### Tasks to perform
A - In the quarterly results text, switch "advertising and marketing costs" to "promotional costs" and reproduce the part starting with "Bell Wireless operating costs" and going on through "and marketing costs.".
B - Translate this sentence from the quarterly results text into Spanish: "Bell Wireless operating costs remained relatively stable year over year, increasing only 1.1% in Q1 2012 to $799 million from $790 million in Q1 2011."

### Quoted text
<<<<

Bell Wireless EBITDA

Our Bell Wireless segment reported EBITDA of $521 million in the first quarter of 2012, up 13.0% from $461 million in the first three months of 2011. This increase was mainly the result of higher wireless operating revenues as described above, partly offset by slightly higher operating costs year over year. Bell Wireless’ EBITDA margin as a percentage of wireless service revenue increased to 42.9% in Q1 2012 from 40.3% in Q1 2011. The year-over-year improvement in wireless EBITDA margin resulted from disciplined control over subscriber acquisition and customer retention spending in combination with solid service revenue growth.
     Bell Wireless operating costs remained relatively stable year over year, increasing only 1.1% in Q1 2012 to $799 million from $790 million in Q1 2011. The increase in operating costs can be attributed to higher payments to other carriers as a result of increased data roaming volume, as well as higher wireless handset subsidies due to an increased number of smartphone sales and fewer unsubsidized upgrades year over year. Other increases resulted from higher bad debt expense and higher customer service costs to support a growing base of smartphone customers using more sophisticated data services and applications. These factors were offset largely by lower labour costs resulting from workforce reduction initiatives undertaken in 2011 and higher network labour capitalization due to our LTE network build, as well as lower advertising and marketing costs.
     Wireless cost of acquisition (COA) per gross activation increased 9.0% in Q1 2012 to $399 from $366 in Q1 2011. This increase was due mainly to higher per-unit handset subsidies driven by a higher proportion of postpaid and smartphone customer activations this quarter compared to the first quarter of 2011, more aggressive handset pricing in the market and higher commissions due to a higher smartphone mix. This was partly offset by the favourable impact of disciplined spending on advertising.

Bell Media Segment

Bell Media Revenue

BELL MEDIA REVENUE   Q1 2012  
Total external revenues 478  
Inter-segment revenues   34  
Total Bell Media revenue   512  

 

Bell Media’s operating revenue was $512 million this quarter, driven by the significant contribution of advertising sales across its television, radio and digital media properties both locally and nationally, as well as subscriber fees payable by broadcast distributors for carrying Bell Media’s pay, pay-per-view and specialty TV services.

>>>>

### Dataset rows

<<<<

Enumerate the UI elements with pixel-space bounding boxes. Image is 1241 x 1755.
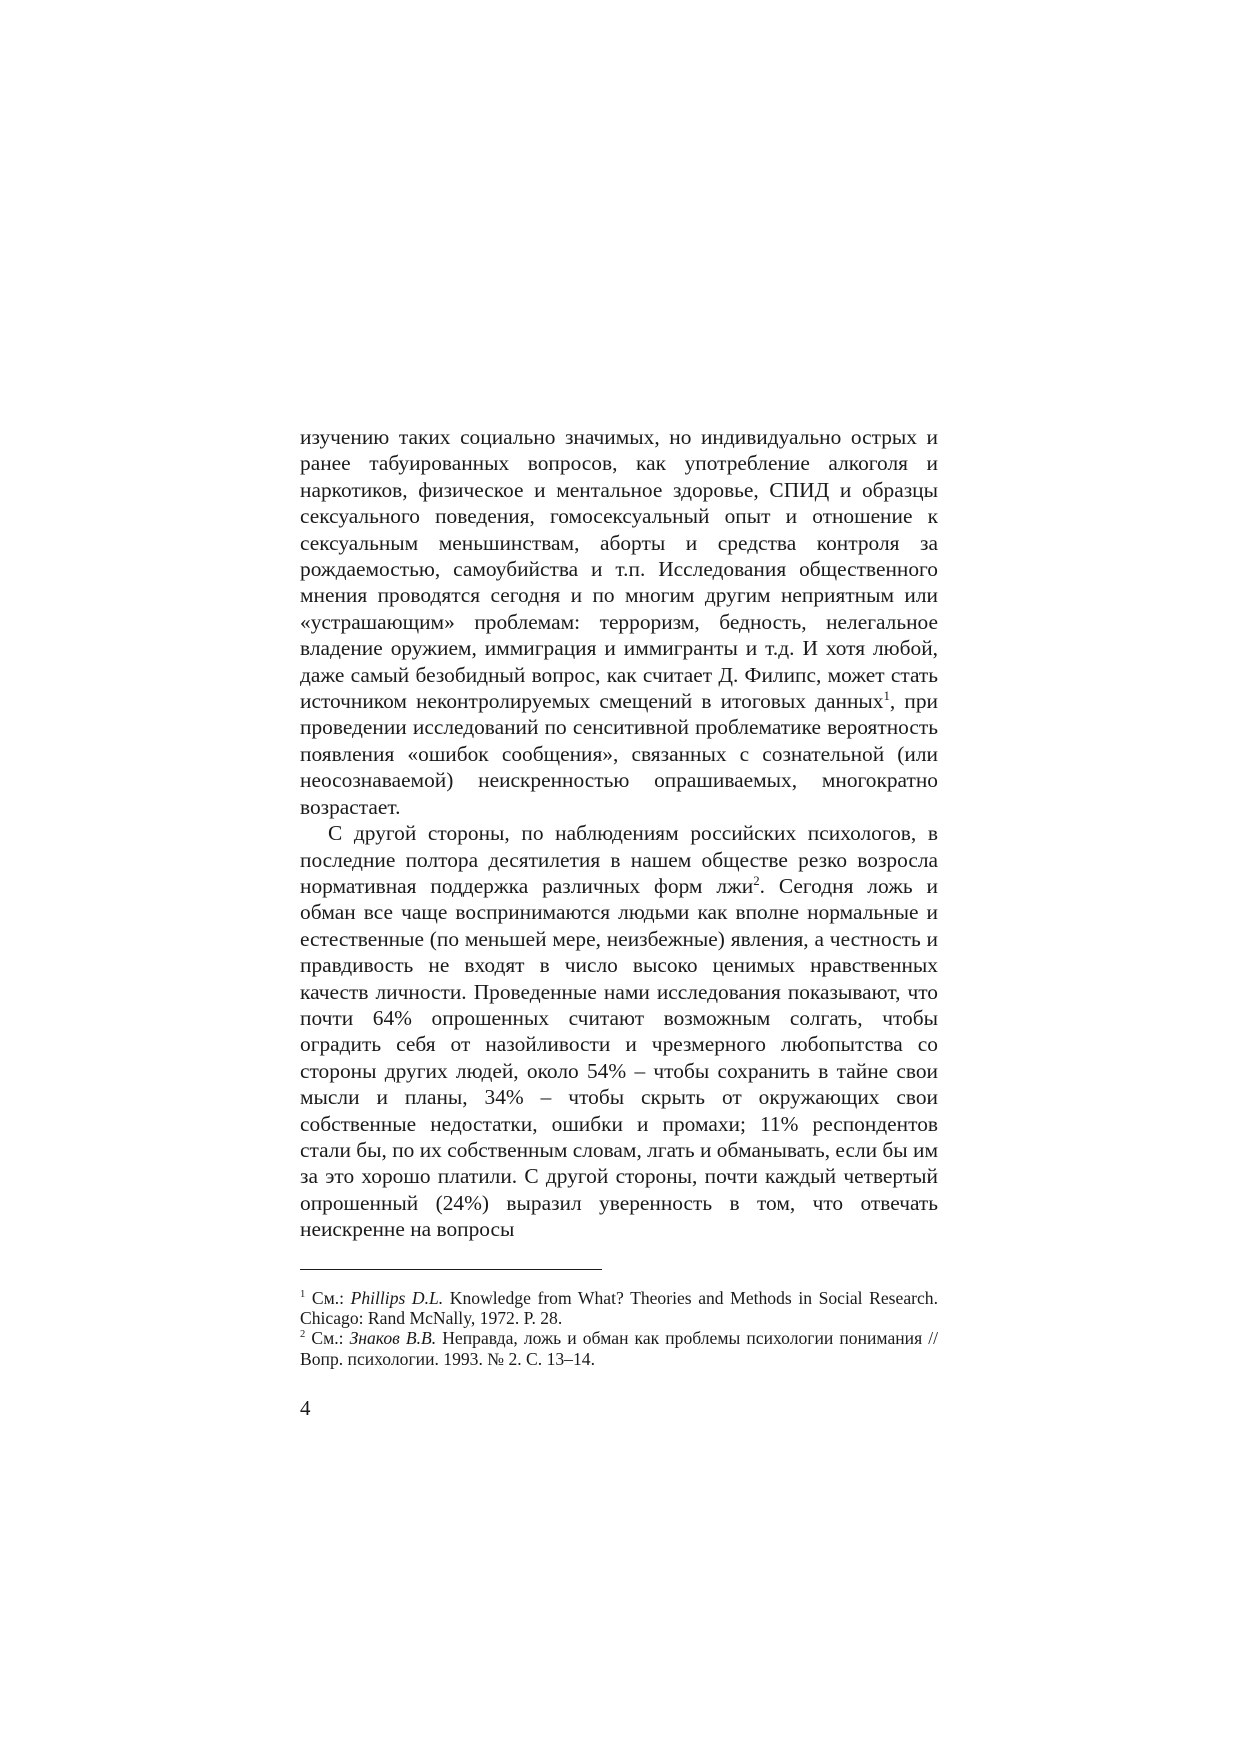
footnote-1-text: Knowledge from What? Theories and Methods in Social Research. Chicago: Rand McNally, 1972. P. 28. — [300, 1287, 939, 1328]
footnote-1-author: Phillips D.L. — [350, 1287, 444, 1308]
paragraph-2 — [300, 820, 938, 1243]
page-content — [300, 424, 938, 1420]
footnote-1-number: 1 — [300, 1288, 306, 1300]
footnote-divider — [300, 1269, 602, 1270]
paragraph-1-part-2: , при проведении исследований по сенситивной проблематике вероятность появления «ошибок сообщения», связанных с сознательной (или неосознаваемой) неискренностью опрашиваемых, многократно возрастает. — [300, 689, 938, 819]
footnote-2-author: Знаков В.В. — [349, 1328, 437, 1349]
paragraph-1-part-1: изучению таких социально значимых, но индивидуально острых и ранее табуированных вопросов, как употребление алкоголя и наркотиков, физическое и ментальное здоровье, СПИД и образцы сексуального поведения, гомосексуальный опыт и отношение к сексуальным меньшинствам, аборты и средства контроля за рождаемостью, самоубийства и т.п. Исследования общественного мнения проводятся сегодня и по многим другим неприятным или «устрашающим» проблемам: терроризм, бедность, нелегальное владение оружием, иммиграция и иммигранты и т.д. И хотя любой, даже самый безобидный вопрос, как считает Д. Филипс, может стать источником неконтролируемых смещений в итоговых данных — [300, 425, 938, 714]
page-number: 4 — [300, 1396, 311, 1421]
footnote-2-number: 2 — [300, 1329, 306, 1341]
paragraph-2-part-2: . Сегодня ложь и обман все чаще воспринимаются людьми как вполне нормальные и естественные (по меньшей мере, неизбежные) явления, а честность и правдивость не входят в число высоко ценимых нравственных качеств личности. Проведенные нами исследования показывают, что почти 64% опрошенных считают возможным солгать, чтобы оградить себя от назойливости и чрезмерного любопытства со стороны других людей, около 54% – чтобы сохранить в тайне свои мысли и планы, 34% – чтобы скрыть от окружающих свои собственные недостатки, ошибки и промахи; 11% респондентов стали бы, по их собственным словам, лгать и обманывать, если бы им за это хорошо платили. С другой стороны, почти каждый четвертый опрошенный (24%) выразил уверенность в том, что отвечать неискренне на вопросы — [300, 873, 938, 1242]
footnote-2-prefix: См.: — [305, 1328, 350, 1349]
footnote-2-text: Неправда, ложь и обман как проблемы психологии понимания // Вопр. психологии. 1993. № 2. С. 13–14. — [300, 1328, 939, 1369]
footnote-1 — [300, 1288, 938, 1329]
footnote-1-prefix: См.: — [305, 1287, 351, 1308]
footnotes — [300, 1288, 938, 1370]
footnote-ref-2: 2 — [753, 873, 760, 888]
footnote-2 — [300, 1328, 938, 1369]
paragraph-2-part-1: С другой стороны, по наблюдениям российских психологов, в последние полтора десятилетия в нашем обществе резко возросла нормативная поддержка различных форм лжи — [300, 821, 938, 898]
footnote-ref-1: 1 — [883, 688, 890, 703]
main-text — [300, 424, 938, 1243]
paragraph-1 — [300, 424, 938, 820]
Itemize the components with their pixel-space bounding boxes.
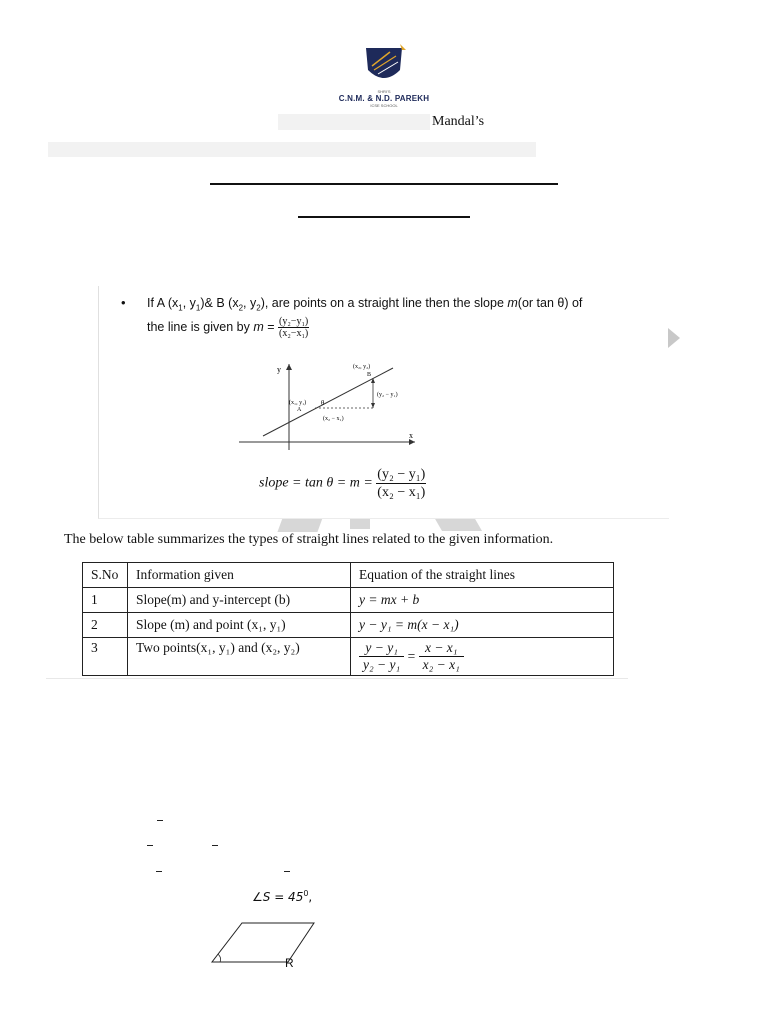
table-row bbox=[83, 638, 614, 676]
a-label: A bbox=[297, 407, 302, 413]
overline-mark bbox=[156, 871, 162, 872]
vertex-label-r: R bbox=[285, 956, 294, 970]
equation-fraction-right: $\frac{\text{x − x₁}}{\text{x₂ − x₁}}$ bbox=[419, 640, 464, 673]
title-underline bbox=[210, 183, 558, 185]
table-row bbox=[83, 588, 614, 613]
watermark-fragment bbox=[434, 517, 482, 531]
subtitle-underline bbox=[298, 216, 470, 218]
overline-mark bbox=[147, 845, 153, 846]
logo-line2: C.N.M. & N.D. PAREKH bbox=[338, 94, 430, 103]
theta-label: θ bbox=[321, 399, 325, 407]
formula-fraction: $\frac{\text{(y₂ − y₁)}}{\text{(x₂ − x₁)}}$ bbox=[377, 467, 426, 500]
redacted-bar bbox=[278, 114, 430, 130]
equation-fraction-left: $\frac{\text{y − y₁}}{\text{y₂ − y₁}}$ bbox=[359, 640, 404, 673]
overline-mark bbox=[284, 871, 290, 872]
play-icon[interactable] bbox=[668, 328, 680, 348]
slope-formula: slope = tan θ = m = $\frac{\text{(y₂ − y₁)}}{\text{(x₂ − x₁)}}$ bbox=[259, 467, 426, 500]
cell-sno: 3 bbox=[83, 638, 128, 676]
cell-info: Slope (m) and point (x₁, y₁) bbox=[128, 613, 351, 638]
logo-caption bbox=[318, 88, 450, 109]
angle-statement: ∠S = $45^0$, bbox=[252, 889, 313, 904]
parallelogram-figure bbox=[208, 920, 318, 970]
overline-mark bbox=[212, 845, 218, 846]
cell-sno: 1 bbox=[83, 588, 128, 613]
slope-graph bbox=[233, 358, 423, 450]
point-a-label: (x₁, y₁) bbox=[289, 400, 307, 406]
rise-label: (y₂ − y₁) bbox=[377, 392, 398, 398]
slope-line2: the line is given by m = $\frac{\text{(y₂−y₁)}}{\text{(x₂−x₁)}}$ bbox=[147, 316, 309, 340]
slope-line1: If A ($x_1$, $y_1)\&$ B ($x_2$, $y_2$), are points on a straight line then the slope m(or tan θ) of bbox=[147, 296, 583, 313]
header-info: Information given bbox=[128, 563, 351, 588]
cell-sno: 2 bbox=[83, 613, 128, 638]
table-intro: The below table summarizes the types of straight lines related to the given information. bbox=[64, 532, 554, 547]
logo-line1: SHRI'S bbox=[377, 89, 391, 94]
x-axis-label: x bbox=[409, 431, 413, 440]
logo-line3: ICSE SCHOOL bbox=[370, 103, 398, 108]
point-b-label: (x₂, y₂) bbox=[353, 364, 371, 370]
slope-panel bbox=[98, 286, 669, 519]
table-row bbox=[83, 613, 614, 638]
cell-equation: y = mx + b bbox=[351, 588, 614, 613]
overline-mark bbox=[157, 820, 163, 821]
header-equation: Equation of the straight lines bbox=[351, 563, 614, 588]
lines-table-section bbox=[46, 532, 628, 679]
slope-fraction: $\frac{\text{(y₂−y₁)}}{\text{(x₂−x₁)}}$ bbox=[278, 316, 309, 340]
cell-info: Slope(m) and y-intercept (b) bbox=[128, 588, 351, 613]
table-header-row bbox=[83, 563, 614, 588]
cell-info: Two points(x₁, y₁) and (x₂, y₂) bbox=[128, 638, 351, 676]
mandals-text: Mandal’s bbox=[432, 114, 485, 129]
b-label: B bbox=[367, 372, 372, 378]
y-axis-label: y bbox=[277, 365, 281, 374]
bullet: • bbox=[121, 295, 126, 310]
run-label: (x₂ − x₁) bbox=[323, 416, 344, 422]
cell-equation: y − y₁ = m(x − x₁) bbox=[351, 613, 614, 638]
watermark-fragment bbox=[277, 517, 323, 533]
straight-lines-table bbox=[82, 562, 614, 676]
header-sno: S.No bbox=[83, 563, 128, 588]
redacted-bar bbox=[48, 142, 536, 157]
cell-equation: $\frac{\text{y − y₁}}{\text{y₂ − y₁}}$ = $\frac{\text{x − x₁}}{\text{x₂ − x₁}}$ bbox=[351, 638, 614, 676]
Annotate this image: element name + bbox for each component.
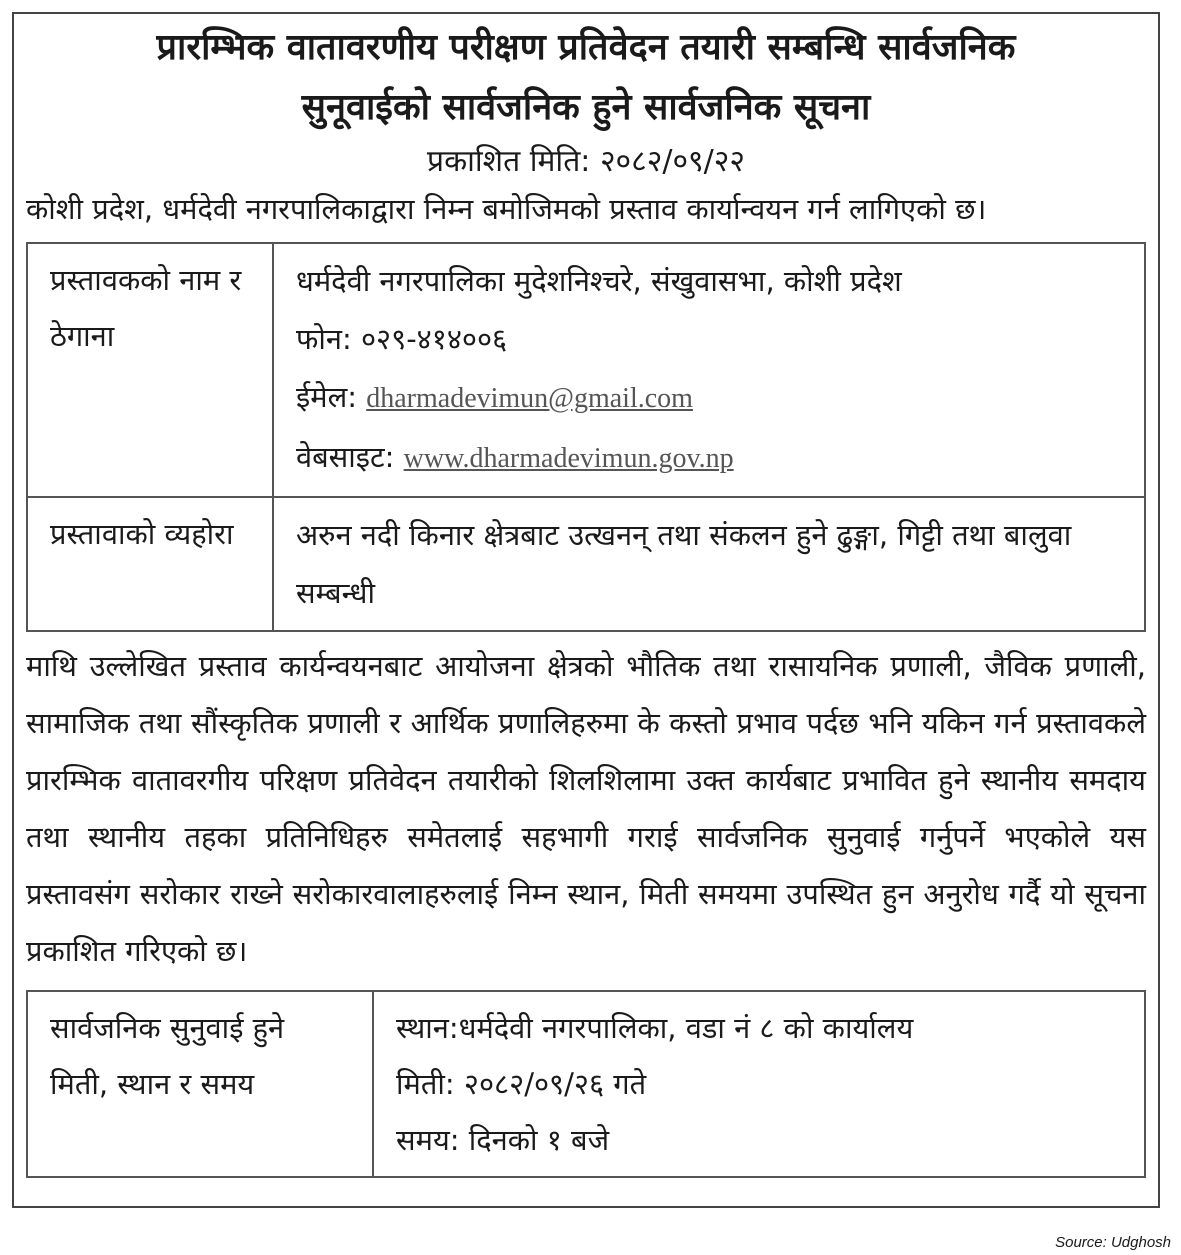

>>>>

### Results of the tasks
A -
Bell Wireless operating costs remained relatively stable year over year, increasing only 1.1% in Q1 2012 to $799 million from $790 million in Q1 2011. The increase in operating costs can be attributed to higher payments to other carriers as a result of increased data roaming volume, as well as higher wireless handset subsidies due to an increased number of smartphone sales and fewer unsubsidized upgrades year over year. Other increases resulted from higher bad debt expense and higher customer service costs to support a growing base of smartphone customers using more sophisticated data services and applications. These factors were offset largely by lower labour costs resulting from workforce reduction initiatives undertaken in 2011 and higher network labour capitalization due to our LTE network build, as well as lower promotional costs.

B - Los costos operativos de Bell Wireless se mantuvieron relativamente estables de un año a otro, con un aumento de solo el 1,1 % en el primer trimestre de 2012, hasta 799 millones de dólares, frente a 790 millones de dólares en el primer trimestre de 2011.